--- start of Supplied information ---
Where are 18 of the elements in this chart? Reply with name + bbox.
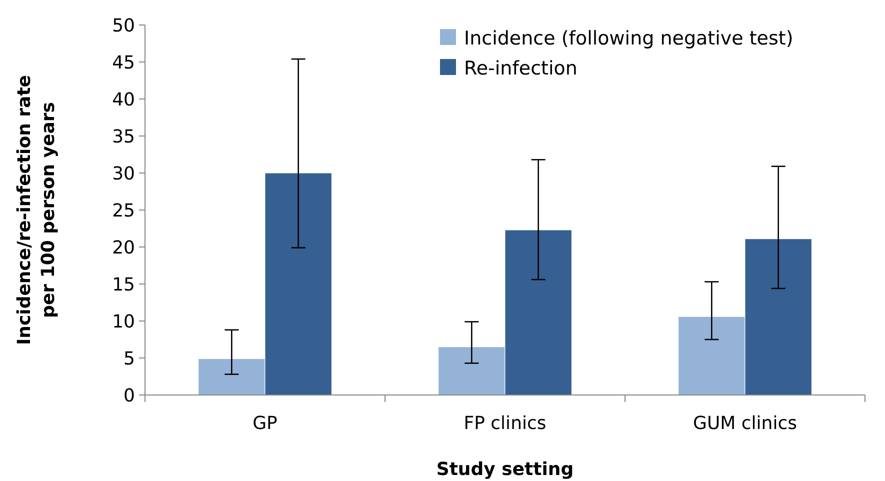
y-tick-label: 15 (112, 274, 135, 296)
y-axis-title: Incidence/re-infection rate per 100 person years (14, 74, 59, 346)
x-tick-label: GP (252, 413, 278, 434)
x-tick-label: FP clinics (464, 413, 546, 434)
y-tick-label: 25 (112, 200, 135, 222)
y-tick-label: 35 (112, 126, 135, 148)
x-tick-label: GUM clinics (693, 413, 797, 434)
y-tick-label: 5 (124, 348, 135, 370)
y-tick-label: 40 (112, 89, 135, 110)
y-tick-label: 20 (112, 237, 135, 258)
legend-label: Re-infection (464, 58, 578, 80)
x-axis-title: Study setting (436, 459, 574, 480)
y-tick-label: 45 (112, 52, 135, 74)
y-tick-label: 10 (112, 311, 135, 332)
y-tick-label: 50 (112, 15, 135, 36)
y-tick-label: 30 (112, 163, 135, 184)
legend-label: Incidence (following negative test) (464, 28, 794, 50)
y-tick-label: 0 (124, 385, 135, 406)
--- end of Supplied information ---
● **What the task requires**
Arrange every line of the data above as a Markdown table with the columns "Row" and "Line," numbering the rows in order. Omit the picture and any blank lines.

● **Solution to the exercise**
| Row | Line |
|---|---|
| 1 | Where are 18 of the elements in this chart? Reply with name + bbox. |
| 2 | y-tick-label: 15 (112, 274, 135, 296) |
| 3 | y-axis-title: Incidence/re-infection rate per 100 person years (14, 74, 59, 346) |
| 4 | x-tick-label: GP (252, 413, 278, 434) |
| 5 | x-tick-label: FP clinics (464, 413, 546, 434) |
| 6 | y-tick-label: 25 (112, 200, 135, 222) |
| 7 | y-tick-label: 35 (112, 126, 135, 148) |
| 8 | x-tick-label: GUM clinics (693, 413, 797, 434) |
| 9 | y-tick-label: 5 (124, 348, 135, 370) |
| 10 | y-tick-label: 40 (112, 89, 135, 110) |
| 11 | y-tick-label: 20 (112, 237, 135, 258) |
| 12 | legend-label: Re-infection (464, 58, 578, 80) |
| 13 | x-axis-title: Study setting (436, 459, 574, 480) |
| 14 | y-tick-label: 45 (112, 52, 135, 74) |
| 15 | y-tick-label: 10 (112, 311, 135, 332) |
| 16 | y-tick-label: 50 (112, 15, 135, 36) |
| 17 | y-tick-label: 30 (112, 163, 135, 184) |
| 18 | legend-label: Incidence (following negative test) (464, 28, 794, 50) |
| 19 | y-tick-label: 0 (124, 385, 135, 406) |